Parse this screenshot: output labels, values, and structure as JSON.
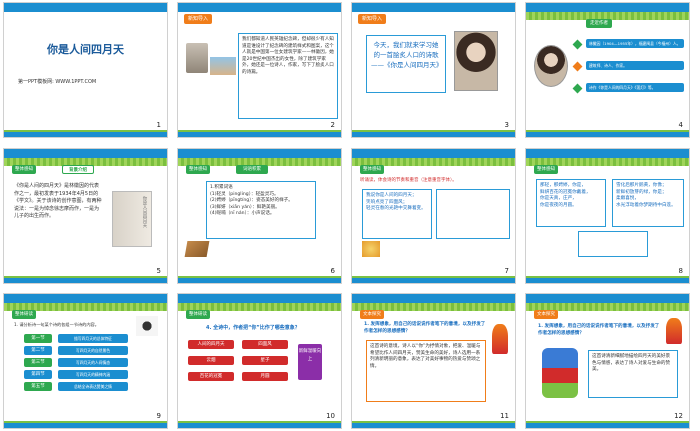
{
  "slides": [
    {
      "num": "1",
      "title": "你是人间四月天",
      "sub": "第一PPT模板网: WWW.1PPT.COM"
    },
    {
      "num": "2",
      "tag": "新知导入",
      "text": "我们都知道人民英雄纪念碑，但却很少有人知道是谁设计了纪念碑的建筑样式和图案，这个人就是中国第一位女建筑学家——林徽因，她是20世纪中国杰出的女性，除了建筑学家外，她还是一位诗人，作家，写下了脍炙人口的诗篇。"
    },
    {
      "num": "3",
      "tag": "新知导入",
      "text": "今天，我们就来学习她的一首脍炙人口的诗歌——《你是人间四月天》"
    },
    {
      "num": "4",
      "tag": "走近作者",
      "items": [
        "林徽因（1904—1955年），福建闽县（今福州）人。",
        "建筑师、诗人、作家。",
        "诗作《你是人间的四月天》《莲灯》等。"
      ],
      "badges": [
        "作品",
        "成就"
      ]
    },
    {
      "num": "5",
      "tag": "整体感知",
      "heading": "背景介绍",
      "text": "《你是人间的四月天》是林徽因的代表作之一，最初发表于1934年4月5日的《学文》。关于该诗的创作意图，有两种说法：一是为悼念徐志摩而作，一是为儿子的出生而作。",
      "book": "你是人间四月天"
    },
    {
      "num": "6",
      "tag": "整体感知",
      "heading": "词语积累",
      "words": [
        "1.积累词语",
        "(1)轻灵（pingling）：轻盈灵巧。",
        "(2)娉婷（pīngtíng）：姿态美好的样子。",
        "(3)鲜妍（xiān yán）：鲜艳美丽。",
        "(4)呢喃（nī nán）：小声说话。"
      ]
    },
    {
      "num": "7",
      "tag": "整体感知",
      "heading": "听诵读，体会诗的节奏和重音（注意重音字体）。",
      "poem": [
        "我说你是人间的四月天；",
        "笑响点亮了四面风；",
        "轻灵在春的光艳中交舞着变。"
      ]
    },
    {
      "num": "8",
      "tag": "整体感知",
      "lines": [
        "那轻，那娉婷，你是，",
        "鲜妍百花的冠冕你戴着，",
        "你是天真，庄严，",
        "你是夜夜的月圆。"
      ],
      "right": [
        "雪化后那片鹅黄，你像；",
        "新鲜初放芽的绿，你是；",
        "柔嫩喜悦，",
        "水光浮动着你梦期待中白莲。"
      ]
    },
    {
      "num": "9",
      "tag": "整体研读",
      "question": "1. 请分析诗一句某个诗的各组一节诗的内容。",
      "sections": [
        "第一节",
        "第二节",
        "第三节",
        "第四节",
        "第五节"
      ],
      "notes": [
        "描写四月天的总体特征",
        "写四月天的自然景色",
        "写四月天的人间情态",
        "写四月天的精神内涵",
        "总结全诗表达赞美之情"
      ]
    },
    {
      "num": "10",
      "tag": "整体研读",
      "question": "4. 全诗中，作者把“你”比作了哪些意象？",
      "items": [
        "人间的四月天",
        "四面风",
        "云烟",
        "星子",
        "百花的冠冕",
        "月圆"
      ],
      "side": "新鲜温暖向上"
    },
    {
      "num": "11",
      "tag": "文本探究",
      "question": "1. 发挥想象，用自己的话说说作者笔下的意境，以及抒发了作者怎样的思想感情？",
      "text": "这首诗的意境，诗人以“你”为抒情对象，把爱、温暖与希望比作人间四月天，赞美生命的美好，诗人选用一系列清新明丽的意象，表达了对美好事物的热爱与赞颂之情。"
    },
    {
      "num": "12",
      "tag": "文本探究",
      "question": "1. 发挥想象，用自己的话说说作者笔下的意境，以及抒发了作者怎样的思想感情？",
      "text": "这首诗清新细腻地描绘四月天的美好景色与情感，表达了诗人对爱与生命的赞美。"
    }
  ],
  "colors": {
    "accent": "#1b8ed0",
    "green": "#2ea84f",
    "orange": "#f07d1a"
  }
}
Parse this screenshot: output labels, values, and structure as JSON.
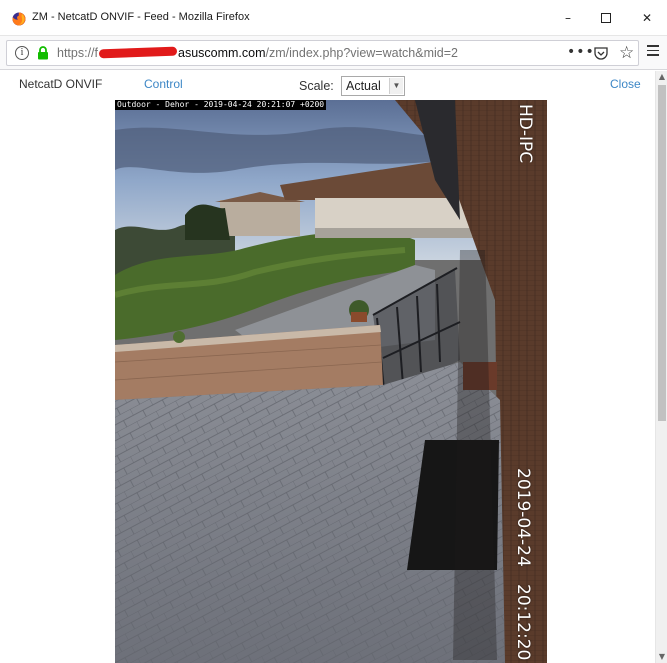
{
  "window": {
    "title": "ZM - NetcatD ONVIF - Feed - Mozilla Firefox",
    "minimize_glyph": "–",
    "close_glyph": "✕"
  },
  "addressbar": {
    "url_scheme": "https://f",
    "url_host": "asuscomm.com",
    "url_path": "/zm/index.php?view=watch&mid=2",
    "info_glyph": "i",
    "more_glyph": "•••",
    "star_glyph": "☆"
  },
  "icons": {
    "browser": "firefox-logo",
    "site_info": "info-icon",
    "lock": "lock-icon",
    "page_actions": "more-icon",
    "pocket": "pocket-icon",
    "bookmark": "star-icon",
    "menu": "hamburger-icon"
  },
  "colors": {
    "link": "#3d87c6",
    "lock_green": "#12bc00",
    "redaction": "#e11a1a"
  },
  "toolbar": {
    "monitor_name": "NetcatD ONVIF",
    "control_label": "Control",
    "scale_label": "Scale:",
    "scale_value": "Actual",
    "close_label": "Close"
  },
  "feed": {
    "osd_top": "Outdoor - Dehor - 2019-04-24 20:21:07 +0200",
    "osd_model": "HD-IPC",
    "osd_date": "2019-04-24",
    "osd_time": "20:12:20"
  },
  "scrollbar": {
    "up_glyph": "▲",
    "down_glyph": "▼"
  }
}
============
Exercise requirements: Say the number of lines in the listing that hold "你是人间四月天", with no added words.

Correct result: 3